— start Data for this exercise —
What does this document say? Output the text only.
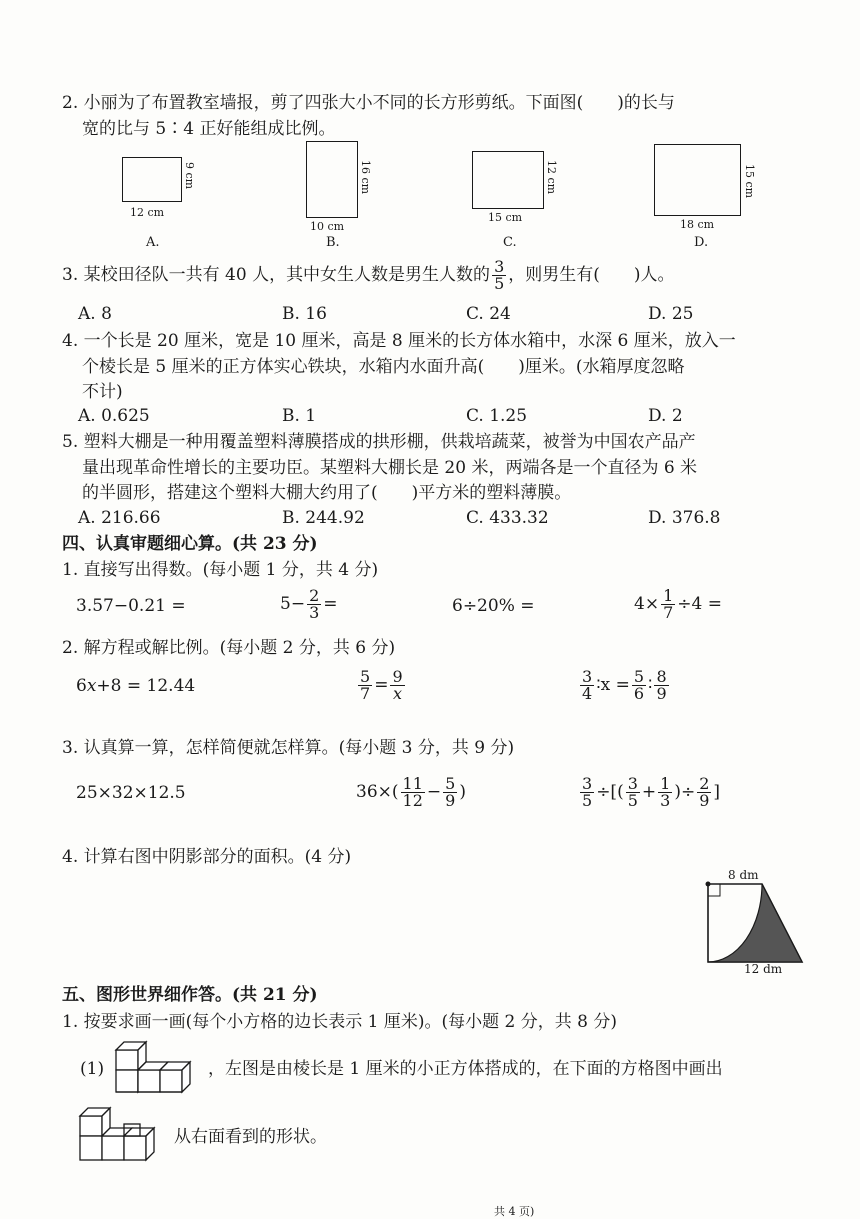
2. 小丽为了布置教室墙报，剪了四张大小不同的长方形剪纸。下面图(　　)的长与
宽的比与 5∶4 正好能组成比例。
9 cm
12 cm
A.
16 cm
10 cm
B.
12 cm
15 cm
C.
15 cm
18 cm
D.
3. 某校田径队一共有 40 人，其中女生人数是男生人数的 $\frac{3}{5}$ ，则男生有(　　)人。
A. 8	B. 16	C. 24	D. 25
4. 一个长是 20 厘米，宽是 10 厘米，高是 8 厘米的长方体水箱中，水深 6 厘米，放入一
个棱长是 5 厘米的正方体实心铁块，水箱内水面升高(　　)厘米。(水箱厚度忽略
不计)
A. 0.625	B. 1	C. 1.25	D. 2
5. 塑料大棚是一种用覆盖塑料薄膜搭成的拱形棚，供栽培蔬菜，被誉为中国农产品产
量出现革命性增长的主要功臣。某塑料大棚长是 20 米，两端各是一个直径为 6 米
的半圆形，搭建这个塑料大棚大约用了(　　)平方米的塑料薄膜。
A. 216.66	B. 244.92	C. 433.32	D. 376.8
四、认真审题细心算。(共 23 分)
1. 直接写出得数。(每小题 1 分，共 4 分)
3.57−0.21 =	$5- \frac{2}{3}$ =	6÷20% =	$4\times \frac{1}{7} \div 4$ =
2. 解方程或解比例。(每小题 2 分，共 6 分)
6x+8 = 12.44	$\frac{5}{7} = \frac{9}{x}$	$\frac{3}{4}$ ∶x = $\frac{5}{6}$ ∶ $\frac{8}{9}$
3. 认真算一算，怎样简便就怎样算。(每小题 3 分，共 9 分)
25×32×12.5	$36\times( \frac{11}{12} - \frac{5}{9}$ )	$\frac{3}{5}$ ÷[( $\frac{3}{5} + \frac{1}{3}$ )÷ $\frac{2}{9}$ ]
4. 计算右图中阴影部分的面积。(4 分)
8 dm
12 dm
五、图形世界细作答。(共 21 分)
1. 按要求画一画(每个小方格的边长表示 1 厘米)。(每小题 2 分，共 8 分)
(1)	，左图是由棱长是 1 厘米的小正方体搭成的，在下面的方格图中画出
从右面看到的形状。
共 4 页)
— end Data for this exercise —
§ What needs to be done
Check each line of the records above for the string "times", and report every line that has it.

§ Finished exercise
3.57−0.21 =	$5- \frac{2}{3}$ =	6÷20% =	$4\times \frac{1}{7} \div 4$ =
25×32×12.5	$36\times( \frac{11}{12} - \frac{5}{9}$ )	$\frac{3}{5}$ ÷[( $\frac{3}{5} + \frac{1}{3}$ )÷ $\frac{2}{9}$ ]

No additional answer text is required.